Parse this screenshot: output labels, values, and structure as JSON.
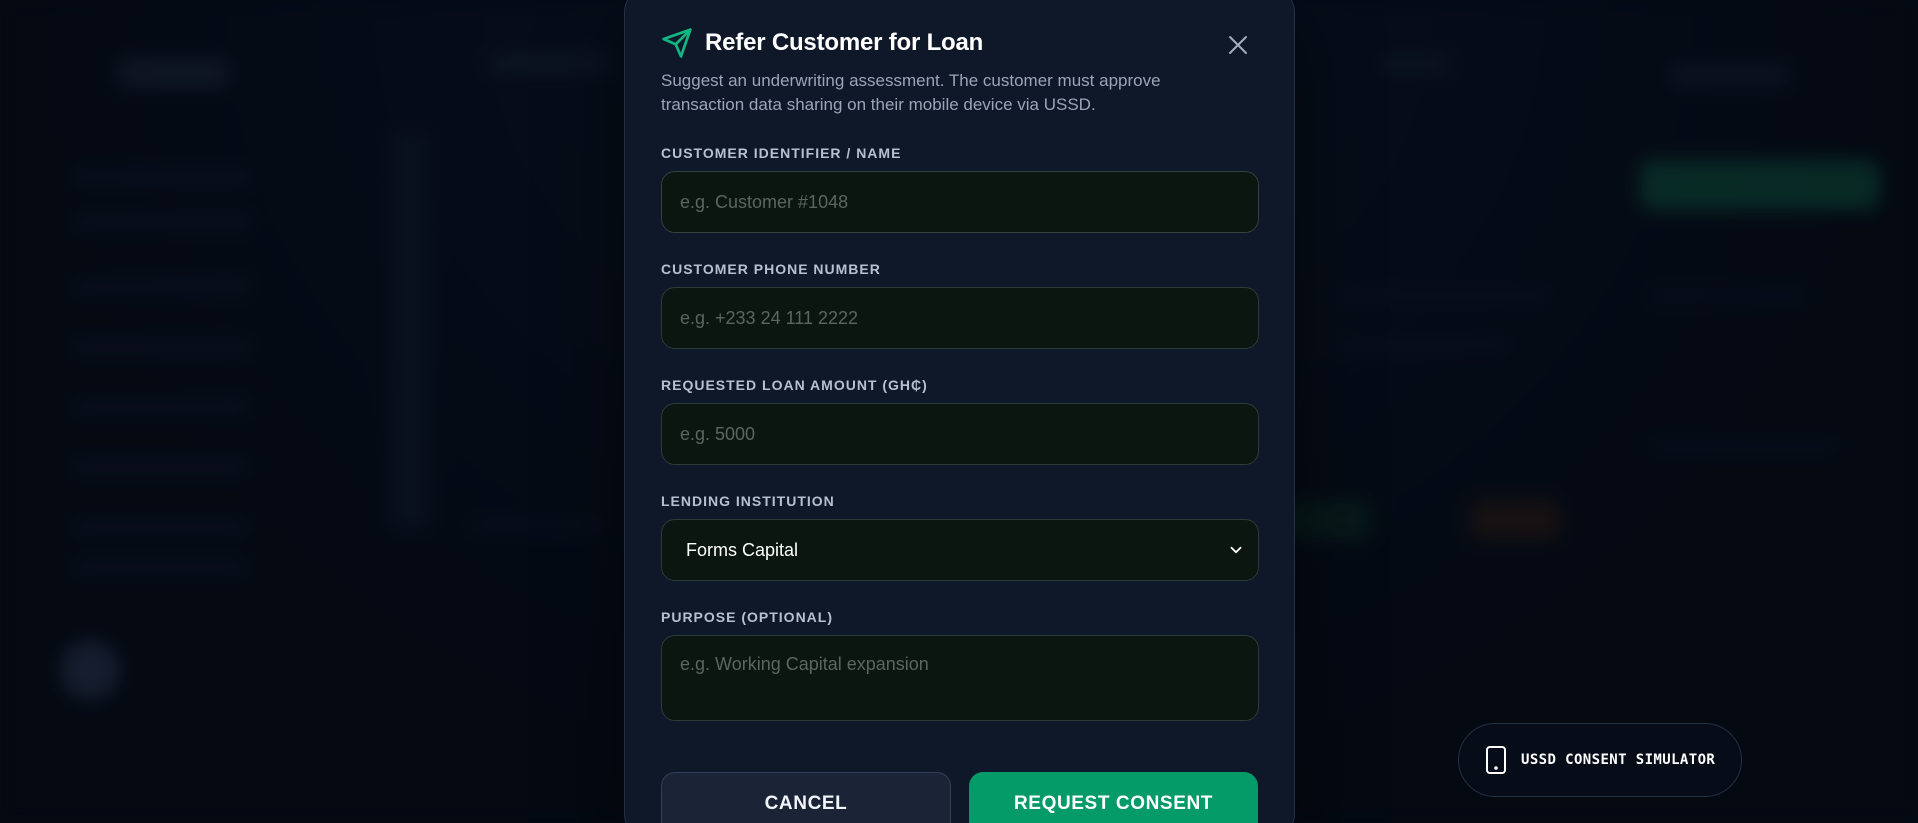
{
  "modal": {
    "title": "Refer Customer for Loan",
    "description": "Suggest an underwriting assessment. The customer must approve transaction data sharing on their mobile device via USSD.",
    "fields": {
      "customer_identifier": {
        "label": "Customer Identifier / Name",
        "placeholder": "e.g. Customer #1048",
        "value": ""
      },
      "phone": {
        "label": "Customer Phone Number",
        "placeholder": "e.g. +233 24 111 2222",
        "value": ""
      },
      "loan_amount": {
        "label": "Requested Loan Amount (GH₵)",
        "placeholder": "e.g. 5000",
        "value": ""
      },
      "institution": {
        "label": "Lending Institution",
        "selected": "Forms Capital"
      },
      "purpose": {
        "label": "Purpose (Optional)",
        "placeholder": "e.g. Working Capital expansion",
        "value": ""
      }
    },
    "actions": {
      "cancel_label": "Cancel",
      "submit_label": "Request Consent"
    }
  },
  "ussd_simulator": {
    "label": "USSD CONSENT SIMULATOR"
  },
  "colors": {
    "accent": "#10b981",
    "primary_button": "#059b69",
    "modal_bg": "#0f1829",
    "input_bg": "#0a160f"
  },
  "icons": {
    "title_icon": "send-icon",
    "close_icon": "close-icon",
    "select_icon": "chevron-down-icon",
    "ussd_icon": "smartphone-icon"
  }
}
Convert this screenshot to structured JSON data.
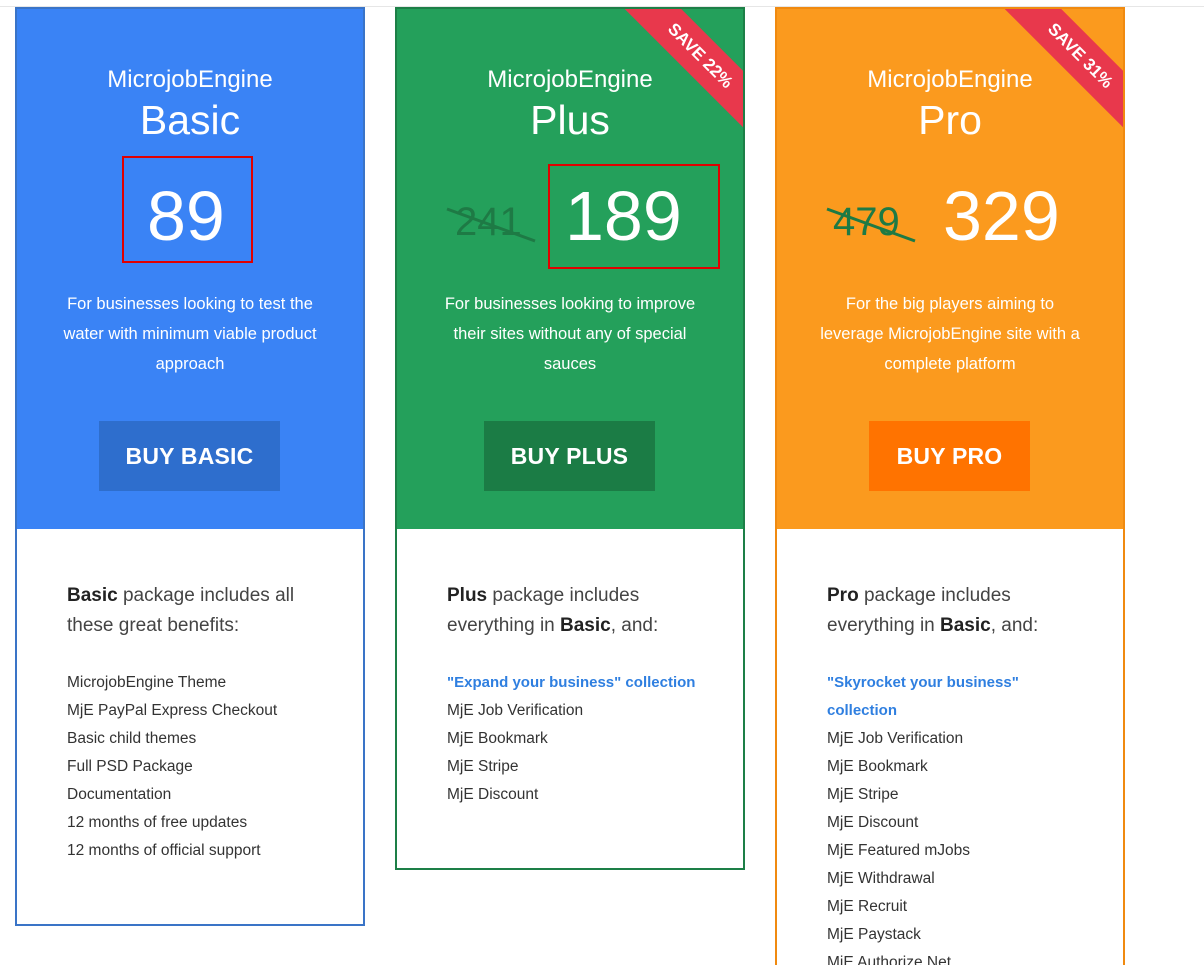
{
  "brand": "MicrojobEngine",
  "basic": {
    "tier": "Basic",
    "price": "89",
    "description": "For businesses looking to test the water with minimum viable product approach",
    "buy_label": "BUY BASIC",
    "intro_name": "Basic",
    "intro_text": " package includes all these great benefits:",
    "features": [
      "MicrojobEngine Theme",
      "MjE PayPal Express Checkout",
      "Basic child themes",
      "Full PSD Package",
      "Documentation",
      "12 months of free updates",
      "12 months of official support"
    ]
  },
  "plus": {
    "tier": "Plus",
    "old_price": "241",
    "price": "189",
    "ribbon": "SAVE 22%",
    "description": "For businesses looking to improve their sites without any of special sauces",
    "buy_label": "BUY PLUS",
    "intro_name": "Plus",
    "intro_text_1": " package includes everything in ",
    "intro_ref": "Basic",
    "intro_text_2": ", and:",
    "collection": "\"Expand your business\" collection",
    "features": [
      "MjE Job Verification",
      "MjE Bookmark",
      "MjE Stripe",
      "MjE Discount"
    ]
  },
  "pro": {
    "tier": "Pro",
    "old_price": "479",
    "price": "329",
    "ribbon": "SAVE 31%",
    "description": "For the big players aiming to leverage MicrojobEngine site with a complete platform",
    "buy_label": "BUY PRO",
    "intro_name": "Pro",
    "intro_text_1": " package includes everything in ",
    "intro_ref": "Basic",
    "intro_text_2": ", and:",
    "collection": "\"Skyrocket your business\" collection",
    "features": [
      "MjE Job Verification",
      "MjE Bookmark",
      "MjE Stripe",
      "MjE Discount",
      "MjE Featured mJobs",
      "MjE Withdrawal",
      "MjE Recruit",
      "MjE Paystack",
      "MjE Authorize.Net"
    ]
  },
  "colors": {
    "basic": "#3a83f5",
    "plus": "#24a05b",
    "pro": "#fb9a1e",
    "ribbon": "#e8384c",
    "highlight": "#e00000",
    "link": "#2f7fe0"
  }
}
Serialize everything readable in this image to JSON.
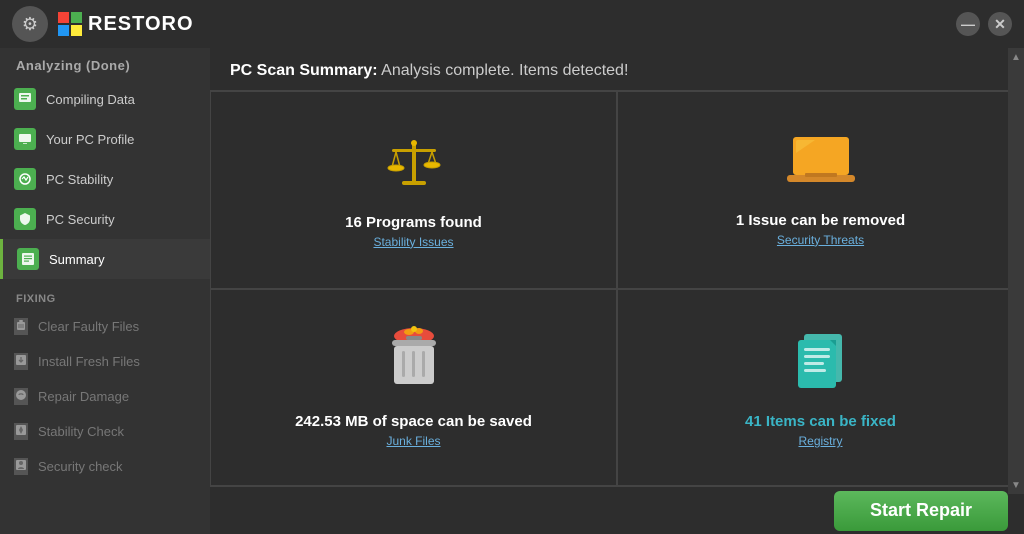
{
  "titlebar": {
    "status": "Analyzing (Done)",
    "app_name": "RESTORO",
    "gear_icon": "⚙",
    "minimize_icon": "—",
    "close_icon": "✕"
  },
  "sidebar": {
    "analyzing_header": "Analyzing (Done)",
    "items": [
      {
        "id": "compiling-data",
        "label": "Compiling Data",
        "icon": "📋",
        "icon_type": "green",
        "active": false
      },
      {
        "id": "pc-profile",
        "label": "Your PC Profile",
        "icon": "💻",
        "icon_type": "blue",
        "active": false
      },
      {
        "id": "pc-stability",
        "label": "PC Stability",
        "icon": "📊",
        "icon_type": "orange",
        "active": false
      },
      {
        "id": "pc-security",
        "label": "PC Security",
        "icon": "🔒",
        "icon_type": "green",
        "active": false
      },
      {
        "id": "summary",
        "label": "Summary",
        "icon": "📄",
        "icon_type": "green",
        "active": true
      }
    ],
    "fixing_header": "Fixing",
    "fixing_items": [
      {
        "id": "clear-faulty",
        "label": "Clear Faulty Files",
        "icon": "🗑",
        "disabled": true
      },
      {
        "id": "install-fresh",
        "label": "Install Fresh Files",
        "icon": "📥",
        "disabled": true
      },
      {
        "id": "repair-damage",
        "label": "Repair Damage",
        "icon": "⚙",
        "disabled": true
      },
      {
        "id": "stability-check",
        "label": "Stability Check",
        "icon": "🔒",
        "disabled": true
      },
      {
        "id": "security-check",
        "label": "Security check",
        "icon": "🔑",
        "disabled": true
      }
    ]
  },
  "main": {
    "summary_prefix": "PC Scan Summary:",
    "summary_text": " Analysis complete. Items detected!",
    "cards": [
      {
        "id": "programs",
        "title": "16 Programs found",
        "subtitle": "Stability Issues",
        "icon_type": "scales"
      },
      {
        "id": "security",
        "title": "1 Issue can be removed",
        "subtitle": "Security Threats",
        "icon_type": "laptop"
      },
      {
        "id": "junk",
        "title": "242.53 MB of space can be saved",
        "subtitle": "Junk Files",
        "icon_type": "trash"
      },
      {
        "id": "registry",
        "title": "41 Items can be fixed",
        "subtitle": "Registry",
        "icon_type": "docs"
      }
    ],
    "start_repair_label": "Start Repair"
  }
}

▶ [What this task involves]
Skip every picture and transcribe the data above exactly.

▶ [Task solution]
Parse this screenshot: output labels, values, and structure as JSON.
{
  "modal": {
    "title": "Refer Customer for Loan",
    "description": "Suggest an underwriting assessment. The customer must approve transaction data sharing on their mobile device via USSD.",
    "fields": {
      "customer_identifier": {
        "label": "Customer Identifier / Name",
        "placeholder": "e.g. Customer #1048",
        "value": ""
      },
      "phone": {
        "label": "Customer Phone Number",
        "placeholder": "e.g. +233 24 111 2222",
        "value": ""
      },
      "loan_amount": {
        "label": "Requested Loan Amount (GH₵)",
        "placeholder": "e.g. 5000",
        "value": ""
      },
      "institution": {
        "label": "Lending Institution",
        "selected": "Forms Capital"
      },
      "purpose": {
        "label": "Purpose (Optional)",
        "placeholder": "e.g. Working Capital expansion",
        "value": ""
      }
    },
    "actions": {
      "cancel_label": "Cancel",
      "submit_label": "Request Consent"
    }
  },
  "ussd_simulator": {
    "label": "USSD CONSENT SIMULATOR"
  },
  "colors": {
    "accent": "#10b981",
    "primary_button": "#059b69",
    "modal_bg": "#0f1829",
    "input_bg": "#0a160f"
  },
  "icons": {
    "title_icon": "send-icon",
    "close_icon": "close-icon",
    "select_icon": "chevron-down-icon",
    "ussd_icon": "smartphone-icon"
  }
}
Convert this screenshot to structured JSON data.
{
  "brand": "MicrojobEngine",
  "basic": {
    "tier": "Basic",
    "price": "89",
    "description": "For businesses looking to test the water with minimum viable product approach",
    "buy_label": "BUY BASIC",
    "intro_name": "Basic",
    "intro_text": " package includes all these great benefits:",
    "features": [
      "MicrojobEngine Theme",
      "MjE PayPal Express Checkout",
      "Basic child themes",
      "Full PSD Package",
      "Documentation",
      "12 months of free updates",
      "12 months of official support"
    ]
  },
  "plus": {
    "tier": "Plus",
    "old_price": "241",
    "price": "189",
    "ribbon": "SAVE 22%",
    "description": "For businesses looking to improve their sites without any of special sauces",
    "buy_label": "BUY PLUS",
    "intro_name": "Plus",
    "intro_text_1": " package includes everything in ",
    "intro_ref": "Basic",
    "intro_text_2": ", and:",
    "collection": "\"Expand your business\" collection",
    "features": [
      "MjE Job Verification",
      "MjE Bookmark",
      "MjE Stripe",
      "MjE Discount"
    ]
  },
  "pro": {
    "tier": "Pro",
    "old_price": "479",
    "price": "329",
    "ribbon": "SAVE 31%",
    "description": "For the big players aiming to leverage MicrojobEngine site with a complete platform",
    "buy_label": "BUY PRO",
    "intro_name": "Pro",
    "intro_text_1": " package includes everything in ",
    "intro_ref": "Basic",
    "intro_text_2": ", and:",
    "collection": "\"Skyrocket your business\" collection",
    "features": [
      "MjE Job Verification",
      "MjE Bookmark",
      "MjE Stripe",
      "MjE Discount",
      "MjE Featured mJobs",
      "MjE Withdrawal",
      "MjE Recruit",
      "MjE Paystack",
      "MjE Authorize.Net"
    ]
  },
  "colors": {
    "basic": "#3a83f5",
    "plus": "#24a05b",
    "pro": "#fb9a1e",
    "ribbon": "#e8384c",
    "highlight": "#e00000",
    "link": "#2f7fe0"
  }
}
Serialize everything readable in this image to JSON.
{
  "titlebar": {
    "status": "Analyzing (Done)",
    "app_name": "RESTORO",
    "gear_icon": "⚙",
    "minimize_icon": "—",
    "close_icon": "✕"
  },
  "sidebar": {
    "analyzing_header": "Analyzing (Done)",
    "items": [
      {
        "id": "compiling-data",
        "label": "Compiling Data",
        "icon": "📋",
        "icon_type": "green",
        "active": false
      },
      {
        "id": "pc-profile",
        "label": "Your PC Profile",
        "icon": "💻",
        "icon_type": "blue",
        "active": false
      },
      {
        "id": "pc-stability",
        "label": "PC Stability",
        "icon": "📊",
        "icon_type": "orange",
        "active": false
      },
      {
        "id": "pc-security",
        "label": "PC Security",
        "icon": "🔒",
        "icon_type": "green",
        "active": false
      },
      {
        "id": "summary",
        "label": "Summary",
        "icon": "📄",
        "icon_type": "green",
        "active": true
      }
    ],
    "fixing_header": "Fixing",
    "fixing_items": [
      {
        "id": "clear-faulty",
        "label": "Clear Faulty Files",
        "icon": "🗑",
        "disabled": true
      },
      {
        "id": "install-fresh",
        "label": "Install Fresh Files",
        "icon": "📥",
        "disabled": true
      },
      {
        "id": "repair-damage",
        "label": "Repair Damage",
        "icon": "⚙",
        "disabled": true
      },
      {
        "id": "stability-check",
        "label": "Stability Check",
        "icon": "🔒",
        "disabled": true
      },
      {
        "id": "security-check",
        "label": "Security check",
        "icon": "🔑",
        "disabled": true
      }
    ]
  },
  "main": {
    "summary_prefix": "PC Scan Summary:",
    "summary_text": " Analysis complete. Items detected!",
    "cards": [
      {
        "id": "programs",
        "title": "16 Programs found",
        "subtitle": "Stability Issues",
        "icon_type": "scales"
      },
      {
        "id": "security",
        "title": "1 Issue can be removed",
        "subtitle": "Security Threats",
        "icon_type": "laptop"
      },
      {
        "id": "junk",
        "title": "242.53 MB of space can be saved",
        "subtitle": "Junk Files",
        "icon_type": "trash"
      },
      {
        "id": "registry",
        "title": "41 Items can be fixed",
        "subtitle": "Registry",
        "icon_type": "docs"
      }
    ],
    "start_repair_label": "Start Repair"
  }
}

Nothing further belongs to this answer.